[Entries taken from a collection]
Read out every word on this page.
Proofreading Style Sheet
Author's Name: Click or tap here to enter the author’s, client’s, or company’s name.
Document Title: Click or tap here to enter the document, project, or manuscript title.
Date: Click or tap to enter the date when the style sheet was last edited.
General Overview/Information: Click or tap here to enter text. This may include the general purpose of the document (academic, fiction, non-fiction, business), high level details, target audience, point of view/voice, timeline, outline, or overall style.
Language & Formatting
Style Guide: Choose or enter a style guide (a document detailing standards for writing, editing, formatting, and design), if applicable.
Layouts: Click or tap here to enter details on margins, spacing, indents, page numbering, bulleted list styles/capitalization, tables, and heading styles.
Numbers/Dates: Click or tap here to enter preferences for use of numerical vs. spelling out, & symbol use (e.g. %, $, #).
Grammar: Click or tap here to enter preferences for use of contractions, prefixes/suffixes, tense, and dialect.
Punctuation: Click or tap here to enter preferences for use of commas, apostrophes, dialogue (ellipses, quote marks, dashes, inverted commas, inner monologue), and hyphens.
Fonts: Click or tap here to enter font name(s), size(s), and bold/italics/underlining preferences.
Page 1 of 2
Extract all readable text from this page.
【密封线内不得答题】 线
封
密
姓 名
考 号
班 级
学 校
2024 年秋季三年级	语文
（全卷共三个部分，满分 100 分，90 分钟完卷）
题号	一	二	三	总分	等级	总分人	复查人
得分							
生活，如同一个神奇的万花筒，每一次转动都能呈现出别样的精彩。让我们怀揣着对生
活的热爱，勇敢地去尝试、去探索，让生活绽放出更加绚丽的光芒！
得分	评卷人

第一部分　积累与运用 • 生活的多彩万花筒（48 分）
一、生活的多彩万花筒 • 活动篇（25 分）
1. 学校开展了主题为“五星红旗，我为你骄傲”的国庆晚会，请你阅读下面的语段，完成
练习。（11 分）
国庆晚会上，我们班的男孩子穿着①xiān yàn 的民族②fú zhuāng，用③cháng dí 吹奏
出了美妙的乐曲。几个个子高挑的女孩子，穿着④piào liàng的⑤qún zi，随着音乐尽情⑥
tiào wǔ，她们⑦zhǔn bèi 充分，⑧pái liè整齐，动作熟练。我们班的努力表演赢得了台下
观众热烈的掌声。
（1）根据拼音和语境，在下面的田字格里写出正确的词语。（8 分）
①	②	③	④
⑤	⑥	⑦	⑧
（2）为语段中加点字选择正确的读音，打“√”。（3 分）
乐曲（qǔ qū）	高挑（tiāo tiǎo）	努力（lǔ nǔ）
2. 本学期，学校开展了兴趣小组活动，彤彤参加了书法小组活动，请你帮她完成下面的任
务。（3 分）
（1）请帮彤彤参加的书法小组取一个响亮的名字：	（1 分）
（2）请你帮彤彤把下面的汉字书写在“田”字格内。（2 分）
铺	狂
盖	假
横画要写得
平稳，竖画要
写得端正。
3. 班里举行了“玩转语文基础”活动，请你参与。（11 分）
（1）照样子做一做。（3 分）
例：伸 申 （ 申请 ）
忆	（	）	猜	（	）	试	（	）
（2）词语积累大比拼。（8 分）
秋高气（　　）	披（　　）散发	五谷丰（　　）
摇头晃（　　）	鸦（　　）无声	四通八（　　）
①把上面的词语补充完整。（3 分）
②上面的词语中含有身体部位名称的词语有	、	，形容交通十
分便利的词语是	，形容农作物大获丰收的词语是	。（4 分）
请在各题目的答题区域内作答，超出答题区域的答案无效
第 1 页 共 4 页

• _INSTRUCTION_
Extract every line from the one with "Extract all readable text from this page." down to the final line above, both included, exactly as written.

• _EXERCISE RESPONSE_
Extract all readable text from this page.
【密封线内不得答题】 线
封
密
姓 名
考 号
班 级
学 校
2024 年秋季三年级	语文
（全卷共三个部分，满分 100 分，90 分钟完卷）
题号	一	二	三	总分	等级	总分人	复查人
得分							
生活，如同一个神奇的万花筒，每一次转动都能呈现出别样的精彩。让我们怀揣着对生
活的热爱，勇敢地去尝试、去探索，让生活绽放出更加绚丽的光芒！
得分	评卷人

第一部分　积累与运用 • 生活的多彩万花筒（48 分）
一、生活的多彩万花筒 • 活动篇（25 分）
1. 学校开展了主题为“五星红旗，我为你骄傲”的国庆晚会，请你阅读下面的语段，完成
练习。（11 分）
国庆晚会上，我们班的男孩子穿着①xiān yàn 的民族②fú zhuāng，用③cháng dí 吹奏
出了美妙的乐曲。几个个子高挑的女孩子，穿着④piào liàng的⑤qún zi，随着音乐尽情⑥
tiào wǔ，她们⑦zhǔn bèi 充分，⑧pái liè整齐，动作熟练。我们班的努力表演赢得了台下
观众热烈的掌声。
（1）根据拼音和语境，在下面的田字格里写出正确的词语。（8 分）
①	②	③	④
⑤	⑥	⑦	⑧
（2）为语段中加点字选择正确的读音，打“√”。（3 分）
乐曲（qǔ qū）	高挑（tiāo tiǎo）	努力（lǔ nǔ）
2. 本学期，学校开展了兴趣小组活动，彤彤参加了书法小组活动，请你帮她完成下面的任
务。（3 分）
（1）请帮彤彤参加的书法小组取一个响亮的名字：	（1 分）
（2）请你帮彤彤把下面的汉字书写在“田”字格内。（2 分）
铺	狂
盖	假
横画要写得
平稳，竖画要
写得端正。
3. 班里举行了“玩转语文基础”活动，请你参与。（11 分）
（1）照样子做一做。（3 分）
例：伸 申 （ 申请 ）
忆	（	）	猜	（	）	试	（	）
（2）词语积累大比拼。（8 分）
秋高气（　　）	披（　　）散发	五谷丰（　　）
摇头晃（　　）	鸦（　　）无声	四通八（　　）
①把上面的词语补充完整。（3 分）
②上面的词语中含有身体部位名称的词语有	、	，形容交通十
分便利的词语是	，形容农作物大获丰收的词语是	。（4 分）
请在各题目的答题区域内作答，超出答题区域的答案无效
第 1 页 共 4 页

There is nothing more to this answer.